> **DATASET EXTRACT**:
* * *
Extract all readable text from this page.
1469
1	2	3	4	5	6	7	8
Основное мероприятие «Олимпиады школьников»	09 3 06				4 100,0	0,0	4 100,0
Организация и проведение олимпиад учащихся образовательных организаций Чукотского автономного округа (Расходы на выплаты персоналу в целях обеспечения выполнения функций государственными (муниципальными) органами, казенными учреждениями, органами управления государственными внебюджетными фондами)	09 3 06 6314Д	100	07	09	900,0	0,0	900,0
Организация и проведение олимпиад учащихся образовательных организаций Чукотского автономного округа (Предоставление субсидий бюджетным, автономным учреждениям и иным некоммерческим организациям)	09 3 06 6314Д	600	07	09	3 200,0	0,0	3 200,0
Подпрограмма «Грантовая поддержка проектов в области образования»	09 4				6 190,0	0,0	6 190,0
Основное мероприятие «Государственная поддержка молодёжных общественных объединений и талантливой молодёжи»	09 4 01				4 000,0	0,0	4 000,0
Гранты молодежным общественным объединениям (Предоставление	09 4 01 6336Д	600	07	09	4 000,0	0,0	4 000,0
* * *
Take the entries above and transcribe them exactly.

Extract all readable text from this page.
1469
1	2	3	4	5	6	7	8
Основное мероприятие «Олимпиады школьников»	09 3 06				4 100,0	0,0	4 100,0
Организация и проведение олимпиад учащихся образовательных организаций Чукотского автономного округа (Расходы на выплаты персоналу в целях обеспечения выполнения функций государственными (муниципальными) органами, казенными учреждениями, органами управления государственными внебюджетными фондами)	09 3 06 6314Д	100	07	09	900,0	0,0	900,0
Организация и проведение олимпиад учащихся образовательных организаций Чукотского автономного округа (Предоставление субсидий бюджетным, автономным учреждениям и иным некоммерческим организациям)	09 3 06 6314Д	600	07	09	3 200,0	0,0	3 200,0
Подпрограмма «Грантовая поддержка проектов в области образования»	09 4				6 190,0	0,0	6 190,0
Основное мероприятие «Государственная поддержка молодёжных общественных объединений и талантливой молодёжи»	09 4 01				4 000,0	0,0	4 000,0
Гранты молодежным общественным объединениям (Предоставление	09 4 01 6336Д	600	07	09	4 000,0	0,0	4 000,0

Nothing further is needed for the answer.